Go through the entries below and write each one out exactly.

╭─ Data rows

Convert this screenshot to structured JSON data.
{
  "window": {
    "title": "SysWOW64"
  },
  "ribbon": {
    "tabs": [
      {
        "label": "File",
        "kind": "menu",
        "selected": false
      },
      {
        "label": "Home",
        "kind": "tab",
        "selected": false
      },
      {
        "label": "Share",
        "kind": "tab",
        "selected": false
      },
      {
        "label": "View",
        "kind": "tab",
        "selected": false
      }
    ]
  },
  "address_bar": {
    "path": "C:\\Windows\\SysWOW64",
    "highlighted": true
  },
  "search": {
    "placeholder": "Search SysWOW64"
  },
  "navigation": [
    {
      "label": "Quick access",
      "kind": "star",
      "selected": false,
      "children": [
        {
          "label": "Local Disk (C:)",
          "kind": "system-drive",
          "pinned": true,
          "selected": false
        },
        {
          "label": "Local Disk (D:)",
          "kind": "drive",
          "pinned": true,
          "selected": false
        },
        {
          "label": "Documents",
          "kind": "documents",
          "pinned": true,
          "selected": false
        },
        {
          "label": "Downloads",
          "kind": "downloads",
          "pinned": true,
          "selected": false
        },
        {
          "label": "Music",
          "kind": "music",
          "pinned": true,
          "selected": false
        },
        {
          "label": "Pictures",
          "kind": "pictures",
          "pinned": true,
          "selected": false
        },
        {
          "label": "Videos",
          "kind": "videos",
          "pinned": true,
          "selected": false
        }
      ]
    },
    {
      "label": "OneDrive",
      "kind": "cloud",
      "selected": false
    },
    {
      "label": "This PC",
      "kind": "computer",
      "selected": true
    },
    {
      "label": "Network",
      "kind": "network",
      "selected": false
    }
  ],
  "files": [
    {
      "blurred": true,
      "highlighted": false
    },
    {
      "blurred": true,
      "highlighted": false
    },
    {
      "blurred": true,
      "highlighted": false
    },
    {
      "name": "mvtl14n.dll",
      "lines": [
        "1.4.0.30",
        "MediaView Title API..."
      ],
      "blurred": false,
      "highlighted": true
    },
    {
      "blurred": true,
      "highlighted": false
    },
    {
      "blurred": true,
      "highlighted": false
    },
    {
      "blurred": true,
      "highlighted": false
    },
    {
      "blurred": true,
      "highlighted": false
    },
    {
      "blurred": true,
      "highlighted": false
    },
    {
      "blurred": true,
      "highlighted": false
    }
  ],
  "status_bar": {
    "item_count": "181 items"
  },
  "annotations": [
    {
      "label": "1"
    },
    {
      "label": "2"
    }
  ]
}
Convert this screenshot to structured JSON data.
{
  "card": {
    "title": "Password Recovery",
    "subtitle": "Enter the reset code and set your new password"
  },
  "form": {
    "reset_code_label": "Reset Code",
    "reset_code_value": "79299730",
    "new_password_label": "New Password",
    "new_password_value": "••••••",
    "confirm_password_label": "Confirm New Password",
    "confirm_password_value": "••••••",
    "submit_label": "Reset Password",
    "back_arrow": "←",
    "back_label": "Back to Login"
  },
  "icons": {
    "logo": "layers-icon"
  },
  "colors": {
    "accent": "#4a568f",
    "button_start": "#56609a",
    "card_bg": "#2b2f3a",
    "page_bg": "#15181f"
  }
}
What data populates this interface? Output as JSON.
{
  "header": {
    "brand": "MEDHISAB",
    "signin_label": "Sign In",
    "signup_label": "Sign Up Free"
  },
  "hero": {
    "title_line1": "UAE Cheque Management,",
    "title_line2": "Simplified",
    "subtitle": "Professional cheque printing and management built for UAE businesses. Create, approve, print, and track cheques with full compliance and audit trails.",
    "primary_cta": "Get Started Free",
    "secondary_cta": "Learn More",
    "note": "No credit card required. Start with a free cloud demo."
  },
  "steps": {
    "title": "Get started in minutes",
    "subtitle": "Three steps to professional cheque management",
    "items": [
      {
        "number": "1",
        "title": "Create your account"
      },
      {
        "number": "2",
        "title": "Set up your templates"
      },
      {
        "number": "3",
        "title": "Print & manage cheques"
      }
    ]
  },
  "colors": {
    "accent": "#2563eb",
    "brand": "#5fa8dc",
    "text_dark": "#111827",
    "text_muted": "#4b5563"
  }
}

╰─

Output of the task –
Convert this screenshot to structured JSON data.
{
  "window": {
    "title": "SysWOW64"
  },
  "ribbon": {
    "tabs": [
      {
        "label": "File",
        "kind": "menu",
        "selected": false
      },
      {
        "label": "Home",
        "kind": "tab",
        "selected": false
      },
      {
        "label": "Share",
        "kind": "tab",
        "selected": false
      },
      {
        "label": "View",
        "kind": "tab",
        "selected": false
      }
    ]
  },
  "address_bar": {
    "path": "C:\\Windows\\SysWOW64",
    "highlighted": true
  },
  "search": {
    "placeholder": "Search SysWOW64"
  },
  "navigation": [
    {
      "label": "Quick access",
      "kind": "star",
      "selected": false,
      "children": [
        {
          "label": "Local Disk (C:)",
          "kind": "system-drive",
          "pinned": true,
          "selected": false
        },
        {
          "label": "Local Disk (D:)",
          "kind": "drive",
          "pinned": true,
          "selected": false
        },
        {
          "label": "Documents",
          "kind": "documents",
          "pinned": true,
          "selected": false
        },
        {
          "label": "Downloads",
          "kind": "downloads",
          "pinned": true,
          "selected": false
        },
        {
          "label": "Music",
          "kind": "music",
          "pinned": true,
          "selected": false
        },
        {
          "label": "Pictures",
          "kind": "pictures",
          "pinned": true,
          "selected": false
        },
        {
          "label": "Videos",
          "kind": "videos",
          "pinned": true,
          "selected": false
        }
      ]
    },
    {
      "label": "OneDrive",
      "kind": "cloud",
      "selected": false
    },
    {
      "label": "This PC",
      "kind": "computer",
      "selected": true
    },
    {
      "label": "Network",
      "kind": "network",
      "selected": false
    }
  ],
  "files": [
    {
      "blurred": true,
      "highlighted": false
    },
    {
      "blurred": true,
      "highlighted": false
    },
    {
      "blurred": true,
      "highlighted": false
    },
    {
      "name": "mvtl14n.dll",
      "lines": [
        "1.4.0.30",
        "MediaView Title API..."
      ],
      "blurred": false,
      "highlighted": true
    },
    {
      "blurred": true,
      "highlighted": false
    },
    {
      "blurred": true,
      "highlighted": false
    },
    {
      "blurred": true,
      "highlighted": false
    },
    {
      "blurred": true,
      "highlighted": false
    },
    {
      "blurred": true,
      "highlighted": false
    },
    {
      "blurred": true,
      "highlighted": false
    }
  ],
  "status_bar": {
    "item_count": "181 items"
  },
  "annotations": [
    {
      "label": "1"
    },
    {
      "label": "2"
    }
  ]
}
Convert this screenshot to structured JSON data.
{
  "card": {
    "title": "Password Recovery",
    "subtitle": "Enter the reset code and set your new password"
  },
  "form": {
    "reset_code_label": "Reset Code",
    "reset_code_value": "79299730",
    "new_password_label": "New Password",
    "new_password_value": "••••••",
    "confirm_password_label": "Confirm New Password",
    "confirm_password_value": "••••••",
    "submit_label": "Reset Password",
    "back_arrow": "←",
    "back_label": "Back to Login"
  },
  "icons": {
    "logo": "layers-icon"
  },
  "colors": {
    "accent": "#4a568f",
    "button_start": "#56609a",
    "card_bg": "#2b2f3a",
    "page_bg": "#15181f"
  }
}
What data populates this interface? Output as JSON.
{
  "header": {
    "brand": "MEDHISAB",
    "signin_label": "Sign In",
    "signup_label": "Sign Up Free"
  },
  "hero": {
    "title_line1": "UAE Cheque Management,",
    "title_line2": "Simplified",
    "subtitle": "Professional cheque printing and management built for UAE businesses. Create, approve, print, and track cheques with full compliance and audit trails.",
    "primary_cta": "Get Started Free",
    "secondary_cta": "Learn More",
    "note": "No credit card required. Start with a free cloud demo."
  },
  "steps": {
    "title": "Get started in minutes",
    "subtitle": "Three steps to professional cheque management",
    "items": [
      {
        "number": "1",
        "title": "Create your account"
      },
      {
        "number": "2",
        "title": "Set up your templates"
      },
      {
        "number": "3",
        "title": "Print & manage cheques"
      }
    ]
  },
  "colors": {
    "accent": "#2563eb",
    "brand": "#5fa8dc",
    "text_dark": "#111827",
    "text_muted": "#4b5563"
  }
}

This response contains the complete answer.